BEGIN Data for this task

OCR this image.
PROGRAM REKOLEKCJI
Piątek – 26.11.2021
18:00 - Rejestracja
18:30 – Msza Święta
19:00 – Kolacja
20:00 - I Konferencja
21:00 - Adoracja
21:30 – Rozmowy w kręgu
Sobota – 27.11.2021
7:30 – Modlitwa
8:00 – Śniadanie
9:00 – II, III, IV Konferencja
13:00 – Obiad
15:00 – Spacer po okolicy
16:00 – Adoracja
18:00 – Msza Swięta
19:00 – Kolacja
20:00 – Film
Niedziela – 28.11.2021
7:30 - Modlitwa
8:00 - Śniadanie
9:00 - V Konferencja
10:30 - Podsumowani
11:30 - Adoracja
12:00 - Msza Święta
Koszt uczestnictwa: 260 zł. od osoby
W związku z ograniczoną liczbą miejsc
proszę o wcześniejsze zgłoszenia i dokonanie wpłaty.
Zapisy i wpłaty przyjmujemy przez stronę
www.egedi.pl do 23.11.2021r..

END Data for this task

To do »
Restate each of the entries above verbatim.

The solution »
OCR this image.
PROGRAM REKOLEKCJI
Piątek – 26.11.2021
18:00 - Rejestracja
18:30 – Msza Święta
19:00 – Kolacja
20:00 - I Konferencja
21:00 - Adoracja
21:30 – Rozmowy w kręgu
Sobota – 27.11.2021
7:30 – Modlitwa
8:00 – Śniadanie
9:00 – II, III, IV Konferencja
13:00 – Obiad
15:00 – Spacer po okolicy
16:00 – Adoracja
18:00 – Msza Swięta
19:00 – Kolacja
20:00 – Film
Niedziela – 28.11.2021
7:30 - Modlitwa
8:00 - Śniadanie
9:00 - V Konferencja
10:30 - Podsumowani
11:30 - Adoracja
12:00 - Msza Święta
Koszt uczestnictwa: 260 zł. od osoby
W związku z ograniczoną liczbą miejsc
proszę o wcześniejsze zgłoszenia i dokonanie wpłaty.
Zapisy i wpłaty przyjmujemy przez stronę
www.egedi.pl do 23.11.2021r..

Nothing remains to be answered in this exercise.